Dataset records:
◇ ◇ ◇ ◇ ◇ ◇ ◇
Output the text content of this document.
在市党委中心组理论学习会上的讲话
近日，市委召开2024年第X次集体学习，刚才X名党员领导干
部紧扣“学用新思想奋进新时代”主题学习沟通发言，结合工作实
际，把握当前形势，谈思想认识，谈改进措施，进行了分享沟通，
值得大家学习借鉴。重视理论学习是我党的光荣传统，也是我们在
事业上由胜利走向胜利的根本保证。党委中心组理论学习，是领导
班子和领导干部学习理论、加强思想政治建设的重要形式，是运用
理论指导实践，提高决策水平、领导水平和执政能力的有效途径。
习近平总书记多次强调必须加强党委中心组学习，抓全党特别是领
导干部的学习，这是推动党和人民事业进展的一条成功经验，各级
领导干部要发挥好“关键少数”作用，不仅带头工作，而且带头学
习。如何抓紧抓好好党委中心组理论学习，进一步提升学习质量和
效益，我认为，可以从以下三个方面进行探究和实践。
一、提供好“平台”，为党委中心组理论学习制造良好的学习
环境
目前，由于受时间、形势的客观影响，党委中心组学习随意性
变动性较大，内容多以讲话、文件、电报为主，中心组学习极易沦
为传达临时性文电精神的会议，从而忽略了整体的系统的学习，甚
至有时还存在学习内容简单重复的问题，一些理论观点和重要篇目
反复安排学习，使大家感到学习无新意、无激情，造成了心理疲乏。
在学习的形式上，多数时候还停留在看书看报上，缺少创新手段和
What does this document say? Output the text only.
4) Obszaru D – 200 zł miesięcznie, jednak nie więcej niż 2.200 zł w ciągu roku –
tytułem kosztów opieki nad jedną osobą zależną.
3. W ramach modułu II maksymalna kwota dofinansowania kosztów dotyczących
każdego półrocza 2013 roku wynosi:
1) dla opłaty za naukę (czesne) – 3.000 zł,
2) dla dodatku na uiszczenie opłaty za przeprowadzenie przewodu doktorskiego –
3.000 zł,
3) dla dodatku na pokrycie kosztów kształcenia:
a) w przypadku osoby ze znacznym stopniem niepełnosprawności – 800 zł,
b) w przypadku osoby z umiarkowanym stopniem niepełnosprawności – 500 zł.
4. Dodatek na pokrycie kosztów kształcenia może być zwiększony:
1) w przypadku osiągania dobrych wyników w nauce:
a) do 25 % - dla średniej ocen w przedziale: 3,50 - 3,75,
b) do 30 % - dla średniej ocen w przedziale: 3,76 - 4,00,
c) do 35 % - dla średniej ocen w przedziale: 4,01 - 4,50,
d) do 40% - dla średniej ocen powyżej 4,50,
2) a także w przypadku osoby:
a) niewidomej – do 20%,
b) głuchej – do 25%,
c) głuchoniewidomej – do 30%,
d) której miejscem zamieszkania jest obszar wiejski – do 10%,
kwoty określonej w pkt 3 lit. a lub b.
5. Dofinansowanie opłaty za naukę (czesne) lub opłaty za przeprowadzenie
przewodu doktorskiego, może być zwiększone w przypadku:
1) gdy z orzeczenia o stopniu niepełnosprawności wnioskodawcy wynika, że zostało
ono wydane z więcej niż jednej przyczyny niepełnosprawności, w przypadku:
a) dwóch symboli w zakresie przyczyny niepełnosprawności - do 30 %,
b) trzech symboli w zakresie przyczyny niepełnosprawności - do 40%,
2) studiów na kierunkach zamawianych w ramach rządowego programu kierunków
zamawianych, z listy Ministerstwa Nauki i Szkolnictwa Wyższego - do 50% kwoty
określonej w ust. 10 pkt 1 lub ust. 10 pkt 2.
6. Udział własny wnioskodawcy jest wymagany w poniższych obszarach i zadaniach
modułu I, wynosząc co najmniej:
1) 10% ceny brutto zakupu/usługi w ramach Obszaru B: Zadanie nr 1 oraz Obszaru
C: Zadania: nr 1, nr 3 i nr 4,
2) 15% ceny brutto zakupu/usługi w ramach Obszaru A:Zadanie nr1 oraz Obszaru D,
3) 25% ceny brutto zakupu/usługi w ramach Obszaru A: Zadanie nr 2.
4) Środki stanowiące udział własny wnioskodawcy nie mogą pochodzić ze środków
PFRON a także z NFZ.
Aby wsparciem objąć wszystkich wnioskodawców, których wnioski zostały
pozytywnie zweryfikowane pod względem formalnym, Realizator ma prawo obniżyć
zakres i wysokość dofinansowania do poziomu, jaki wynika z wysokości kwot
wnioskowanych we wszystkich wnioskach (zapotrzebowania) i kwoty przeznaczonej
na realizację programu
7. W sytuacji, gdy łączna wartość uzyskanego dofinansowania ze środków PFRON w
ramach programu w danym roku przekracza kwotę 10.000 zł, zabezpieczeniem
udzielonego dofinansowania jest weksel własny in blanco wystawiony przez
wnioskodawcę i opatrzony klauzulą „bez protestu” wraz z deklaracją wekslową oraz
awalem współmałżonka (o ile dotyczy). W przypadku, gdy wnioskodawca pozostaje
◇ ◇ ◇ ◇ ◇ ◇ ◇
**TASK TO CARRY OUT**:
All of the material above needs to be retyped word for word.

**ANSWER**:
Output the text content of this document.
在市党委中心组理论学习会上的讲话
近日，市委召开2024年第X次集体学习，刚才X名党员领导干
部紧扣“学用新思想奋进新时代”主题学习沟通发言，结合工作实
际，把握当前形势，谈思想认识，谈改进措施，进行了分享沟通，
值得大家学习借鉴。重视理论学习是我党的光荣传统，也是我们在
事业上由胜利走向胜利的根本保证。党委中心组理论学习，是领导
班子和领导干部学习理论、加强思想政治建设的重要形式，是运用
理论指导实践，提高决策水平、领导水平和执政能力的有效途径。
习近平总书记多次强调必须加强党委中心组学习，抓全党特别是领
导干部的学习，这是推动党和人民事业进展的一条成功经验，各级
领导干部要发挥好“关键少数”作用，不仅带头工作，而且带头学
习。如何抓紧抓好好党委中心组理论学习，进一步提升学习质量和
效益，我认为，可以从以下三个方面进行探究和实践。
一、提供好“平台”，为党委中心组理论学习制造良好的学习
环境
目前，由于受时间、形势的客观影响，党委中心组学习随意性
变动性较大，内容多以讲话、文件、电报为主，中心组学习极易沦
为传达临时性文电精神的会议，从而忽略了整体的系统的学习，甚
至有时还存在学习内容简单重复的问题，一些理论观点和重要篇目
反复安排学习，使大家感到学习无新意、无激情，造成了心理疲乏。
在学习的形式上，多数时候还停留在看书看报上，缺少创新手段和
What does this document say? Output the text only.
4) Obszaru D – 200 zł miesięcznie, jednak nie więcej niż 2.200 zł w ciągu roku –
tytułem kosztów opieki nad jedną osobą zależną.
3. W ramach modułu II maksymalna kwota dofinansowania kosztów dotyczących
każdego półrocza 2013 roku wynosi:
1) dla opłaty za naukę (czesne) – 3.000 zł,
2) dla dodatku na uiszczenie opłaty za przeprowadzenie przewodu doktorskiego –
3.000 zł,
3) dla dodatku na pokrycie kosztów kształcenia:
a) w przypadku osoby ze znacznym stopniem niepełnosprawności – 800 zł,
b) w przypadku osoby z umiarkowanym stopniem niepełnosprawności – 500 zł.
4. Dodatek na pokrycie kosztów kształcenia może być zwiększony:
1) w przypadku osiągania dobrych wyników w nauce:
a) do 25 % - dla średniej ocen w przedziale: 3,50 - 3,75,
b) do 30 % - dla średniej ocen w przedziale: 3,76 - 4,00,
c) do 35 % - dla średniej ocen w przedziale: 4,01 - 4,50,
d) do 40% - dla średniej ocen powyżej 4,50,
2) a także w przypadku osoby:
a) niewidomej – do 20%,
b) głuchej – do 25%,
c) głuchoniewidomej – do 30%,
d) której miejscem zamieszkania jest obszar wiejski – do 10%,
kwoty określonej w pkt 3 lit. a lub b.
5. Dofinansowanie opłaty za naukę (czesne) lub opłaty za przeprowadzenie
przewodu doktorskiego, może być zwiększone w przypadku:
1) gdy z orzeczenia o stopniu niepełnosprawności wnioskodawcy wynika, że zostało
ono wydane z więcej niż jednej przyczyny niepełnosprawności, w przypadku:
a) dwóch symboli w zakresie przyczyny niepełnosprawności - do 30 %,
b) trzech symboli w zakresie przyczyny niepełnosprawności - do 40%,
2) studiów na kierunkach zamawianych w ramach rządowego programu kierunków
zamawianych, z listy Ministerstwa Nauki i Szkolnictwa Wyższego - do 50% kwoty
określonej w ust. 10 pkt 1 lub ust. 10 pkt 2.
6. Udział własny wnioskodawcy jest wymagany w poniższych obszarach i zadaniach
modułu I, wynosząc co najmniej:
1) 10% ceny brutto zakupu/usługi w ramach Obszaru B: Zadanie nr 1 oraz Obszaru
C: Zadania: nr 1, nr 3 i nr 4,
2) 15% ceny brutto zakupu/usługi w ramach Obszaru A:Zadanie nr1 oraz Obszaru D,
3) 25% ceny brutto zakupu/usługi w ramach Obszaru A: Zadanie nr 2.
4) Środki stanowiące udział własny wnioskodawcy nie mogą pochodzić ze środków
PFRON a także z NFZ.
Aby wsparciem objąć wszystkich wnioskodawców, których wnioski zostały
pozytywnie zweryfikowane pod względem formalnym, Realizator ma prawo obniżyć
zakres i wysokość dofinansowania do poziomu, jaki wynika z wysokości kwot
wnioskowanych we wszystkich wnioskach (zapotrzebowania) i kwoty przeznaczonej
na realizację programu
7. W sytuacji, gdy łączna wartość uzyskanego dofinansowania ze środków PFRON w
ramach programu w danym roku przekracza kwotę 10.000 zł, zabezpieczeniem
udzielonego dofinansowania jest weksel własny in blanco wystawiony przez
wnioskodawcę i opatrzony klauzulą „bez protestu” wraz z deklaracją wekslową oraz
awalem współmałżonka (o ile dotyczy). W przypadku, gdy wnioskodawca pozostaje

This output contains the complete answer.